Set the following entries down again exactly, line by line.

— START SOURCE RECORDS —

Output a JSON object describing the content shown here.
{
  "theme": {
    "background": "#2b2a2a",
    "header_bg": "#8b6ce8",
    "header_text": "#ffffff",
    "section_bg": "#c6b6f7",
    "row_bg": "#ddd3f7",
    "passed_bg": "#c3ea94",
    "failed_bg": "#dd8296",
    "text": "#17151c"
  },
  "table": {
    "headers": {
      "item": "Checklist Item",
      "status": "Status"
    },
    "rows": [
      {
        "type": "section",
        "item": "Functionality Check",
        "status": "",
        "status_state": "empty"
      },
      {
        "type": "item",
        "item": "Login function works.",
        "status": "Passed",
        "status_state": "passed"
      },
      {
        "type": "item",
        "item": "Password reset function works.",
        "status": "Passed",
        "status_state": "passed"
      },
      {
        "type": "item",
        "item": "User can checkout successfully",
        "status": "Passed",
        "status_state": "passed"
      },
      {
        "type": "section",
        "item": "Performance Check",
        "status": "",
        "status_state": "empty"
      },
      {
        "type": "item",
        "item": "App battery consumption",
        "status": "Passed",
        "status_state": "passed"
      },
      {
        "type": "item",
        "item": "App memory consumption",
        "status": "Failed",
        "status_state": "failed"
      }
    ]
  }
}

— END SOURCE RECORDS —

ANSWER
Output a JSON object describing the content shown here.
{
  "theme": {
    "background": "#2b2a2a",
    "header_bg": "#8b6ce8",
    "header_text": "#ffffff",
    "section_bg": "#c6b6f7",
    "row_bg": "#ddd3f7",
    "passed_bg": "#c3ea94",
    "failed_bg": "#dd8296",
    "text": "#17151c"
  },
  "table": {
    "headers": {
      "item": "Checklist Item",
      "status": "Status"
    },
    "rows": [
      {
        "type": "section",
        "item": "Functionality Check",
        "status": "",
        "status_state": "empty"
      },
      {
        "type": "item",
        "item": "Login function works.",
        "status": "Passed",
        "status_state": "passed"
      },
      {
        "type": "item",
        "item": "Password reset function works.",
        "status": "Passed",
        "status_state": "passed"
      },
      {
        "type": "item",
        "item": "User can checkout successfully",
        "status": "Passed",
        "status_state": "passed"
      },
      {
        "type": "section",
        "item": "Performance Check",
        "status": "",
        "status_state": "empty"
      },
      {
        "type": "item",
        "item": "App battery consumption",
        "status": "Passed",
        "status_state": "passed"
      },
      {
        "type": "item",
        "item": "App memory consumption",
        "status": "Failed",
        "status_state": "failed"
      }
    ]
  }
}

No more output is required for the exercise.